▶ **Challenge**: Give the material once more, word for word, without any images.

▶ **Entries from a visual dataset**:
---
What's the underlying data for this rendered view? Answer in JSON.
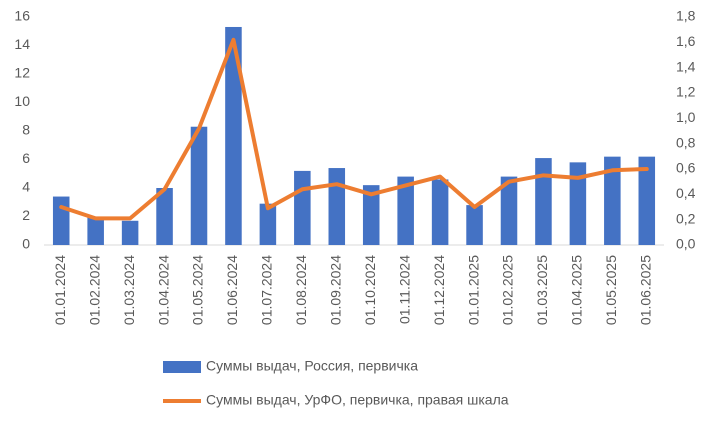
{
  "chart_data": {
    "type": "combo",
    "categories": [
      "01.01.2024",
      "01.02.2024",
      "01.03.2024",
      "01.04.2024",
      "01.05.2024",
      "01.06.2024",
      "01.07.2024",
      "01.08.2024",
      "01.09.2024",
      "01.10.2024",
      "01.11.2024",
      "01.12.2024",
      "01.01.2025",
      "01.02.2025",
      "01.03.2025",
      "01.04.2025",
      "01.05.2025",
      "01.06.2025"
    ],
    "series": [
      {
        "name": "Суммы выдач, Россия, первичка",
        "type": "bar",
        "color": "#4472c4",
        "values": [
          3.4,
          2.0,
          1.7,
          4.0,
          8.3,
          15.3,
          2.9,
          5.2,
          5.4,
          4.2,
          4.8,
          4.6,
          2.8,
          4.8,
          6.1,
          5.8,
          6.2,
          6.2
        ]
      },
      {
        "name": "Суммы выдач, УрФО, первичка, правая шкала",
        "type": "line",
        "color": "#ed7d31",
        "axis": "y2",
        "values": [
          0.3,
          0.21,
          0.21,
          0.44,
          0.92,
          1.62,
          0.29,
          0.44,
          0.48,
          0.4,
          0.47,
          0.54,
          0.3,
          0.5,
          0.55,
          0.53,
          0.59,
          0.6
        ]
      }
    ],
    "ylim": [
      0,
      16
    ],
    "yticks": [
      0,
      2,
      4,
      6,
      8,
      10,
      12,
      14,
      16
    ],
    "y2lim": [
      0,
      1.8
    ],
    "y2ticks": [
      {
        "value": 0,
        "label": "0,0"
      },
      {
        "value": 0.2,
        "label": "0,2"
      },
      {
        "value": 0.4,
        "label": "0,4"
      },
      {
        "value": 0.6,
        "label": "0,6"
      },
      {
        "value": 0.8,
        "label": "0,8"
      },
      {
        "value": 1.0,
        "label": "1,0"
      },
      {
        "value": 1.2,
        "label": "1,2"
      },
      {
        "value": 1.4,
        "label": "1,4"
      },
      {
        "value": 1.6,
        "label": "1,6"
      },
      {
        "value": 1.8,
        "label": "1,8"
      }
    ],
    "grid": false,
    "legend": "bottom"
  }
}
---
▶ **Expected output**:
What's the underlying data for this rendered view? Answer in JSON.
{
  "chart_data": {
    "type": "combo",
    "categories": [
      "01.01.2024",
      "01.02.2024",
      "01.03.2024",
      "01.04.2024",
      "01.05.2024",
      "01.06.2024",
      "01.07.2024",
      "01.08.2024",
      "01.09.2024",
      "01.10.2024",
      "01.11.2024",
      "01.12.2024",
      "01.01.2025",
      "01.02.2025",
      "01.03.2025",
      "01.04.2025",
      "01.05.2025",
      "01.06.2025"
    ],
    "series": [
      {
        "name": "Суммы выдач, Россия, первичка",
        "type": "bar",
        "color": "#4472c4",
        "values": [
          3.4,
          2.0,
          1.7,
          4.0,
          8.3,
          15.3,
          2.9,
          5.2,
          5.4,
          4.2,
          4.8,
          4.6,
          2.8,
          4.8,
          6.1,
          5.8,
          6.2,
          6.2
        ]
      },
      {
        "name": "Суммы выдач, УрФО, первичка, правая шкала",
        "type": "line",
        "color": "#ed7d31",
        "axis": "y2",
        "values": [
          0.3,
          0.21,
          0.21,
          0.44,
          0.92,
          1.62,
          0.29,
          0.44,
          0.48,
          0.4,
          0.47,
          0.54,
          0.3,
          0.5,
          0.55,
          0.53,
          0.59,
          0.6
        ]
      }
    ],
    "ylim": [
      0,
      16
    ],
    "yticks": [
      0,
      2,
      4,
      6,
      8,
      10,
      12,
      14,
      16
    ],
    "y2lim": [
      0,
      1.8
    ],
    "y2ticks": [
      {
        "value": 0,
        "label": "0,0"
      },
      {
        "value": 0.2,
        "label": "0,2"
      },
      {
        "value": 0.4,
        "label": "0,4"
      },
      {
        "value": 0.6,
        "label": "0,6"
      },
      {
        "value": 0.8,
        "label": "0,8"
      },
      {
        "value": 1.0,
        "label": "1,0"
      },
      {
        "value": 1.2,
        "label": "1,2"
      },
      {
        "value": 1.4,
        "label": "1,4"
      },
      {
        "value": 1.6,
        "label": "1,6"
      },
      {
        "value": 1.8,
        "label": "1,8"
      }
    ],
    "grid": false,
    "legend": "bottom"
  }
}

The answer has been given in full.